Work instructions:
Return the entries below in their exact form, leaving the pictures out.
-=-=-=-=-
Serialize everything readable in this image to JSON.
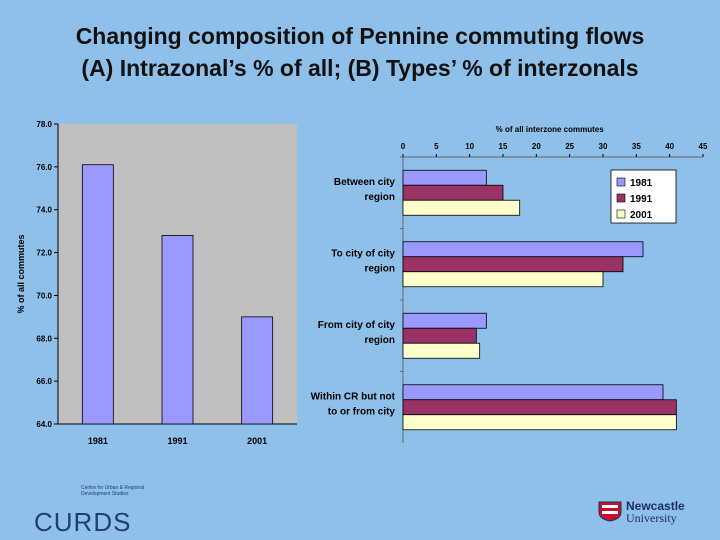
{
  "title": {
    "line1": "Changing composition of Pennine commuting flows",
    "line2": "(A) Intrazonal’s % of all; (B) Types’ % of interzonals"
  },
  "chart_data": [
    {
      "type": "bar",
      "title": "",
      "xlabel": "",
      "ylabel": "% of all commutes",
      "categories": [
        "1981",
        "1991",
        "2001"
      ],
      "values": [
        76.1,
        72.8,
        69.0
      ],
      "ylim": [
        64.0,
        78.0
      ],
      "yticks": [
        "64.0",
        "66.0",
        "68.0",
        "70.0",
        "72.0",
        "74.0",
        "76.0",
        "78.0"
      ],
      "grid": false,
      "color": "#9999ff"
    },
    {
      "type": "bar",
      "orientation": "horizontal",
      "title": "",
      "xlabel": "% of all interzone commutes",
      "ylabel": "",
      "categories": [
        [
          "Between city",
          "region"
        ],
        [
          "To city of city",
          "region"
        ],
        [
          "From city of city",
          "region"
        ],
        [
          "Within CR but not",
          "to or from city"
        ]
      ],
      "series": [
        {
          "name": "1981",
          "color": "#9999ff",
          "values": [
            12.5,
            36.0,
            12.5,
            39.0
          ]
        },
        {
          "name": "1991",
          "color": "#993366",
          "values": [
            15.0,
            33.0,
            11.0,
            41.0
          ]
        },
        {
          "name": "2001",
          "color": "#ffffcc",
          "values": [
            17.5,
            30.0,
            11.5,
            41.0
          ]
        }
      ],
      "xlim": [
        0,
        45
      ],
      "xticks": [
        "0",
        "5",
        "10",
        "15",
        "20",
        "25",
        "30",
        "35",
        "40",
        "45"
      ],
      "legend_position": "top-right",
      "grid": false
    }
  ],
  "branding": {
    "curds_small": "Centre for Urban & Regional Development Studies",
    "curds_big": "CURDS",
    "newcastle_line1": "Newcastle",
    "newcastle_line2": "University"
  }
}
-=-=-=-=-
Exercise answer:
Serialize everything readable in this image to JSON.
{
  "title": {
    "line1": "Changing composition of Pennine commuting flows",
    "line2": "(A) Intrazonal’s % of all; (B) Types’ % of interzonals"
  },
  "chart_data": [
    {
      "type": "bar",
      "title": "",
      "xlabel": "",
      "ylabel": "% of all commutes",
      "categories": [
        "1981",
        "1991",
        "2001"
      ],
      "values": [
        76.1,
        72.8,
        69.0
      ],
      "ylim": [
        64.0,
        78.0
      ],
      "yticks": [
        "64.0",
        "66.0",
        "68.0",
        "70.0",
        "72.0",
        "74.0",
        "76.0",
        "78.0"
      ],
      "grid": false,
      "color": "#9999ff"
    },
    {
      "type": "bar",
      "orientation": "horizontal",
      "title": "",
      "xlabel": "% of all interzone commutes",
      "ylabel": "",
      "categories": [
        [
          "Between city",
          "region"
        ],
        [
          "To city of city",
          "region"
        ],
        [
          "From city of city",
          "region"
        ],
        [
          "Within CR but not",
          "to or from city"
        ]
      ],
      "series": [
        {
          "name": "1981",
          "color": "#9999ff",
          "values": [
            12.5,
            36.0,
            12.5,
            39.0
          ]
        },
        {
          "name": "1991",
          "color": "#993366",
          "values": [
            15.0,
            33.0,
            11.0,
            41.0
          ]
        },
        {
          "name": "2001",
          "color": "#ffffcc",
          "values": [
            17.5,
            30.0,
            11.5,
            41.0
          ]
        }
      ],
      "xlim": [
        0,
        45
      ],
      "xticks": [
        "0",
        "5",
        "10",
        "15",
        "20",
        "25",
        "30",
        "35",
        "40",
        "45"
      ],
      "legend_position": "top-right",
      "grid": false
    }
  ],
  "branding": {
    "curds_small": "Centre for Urban & Regional Development Studies",
    "curds_big": "CURDS",
    "newcastle_line1": "Newcastle",
    "newcastle_line2": "University"
  }
}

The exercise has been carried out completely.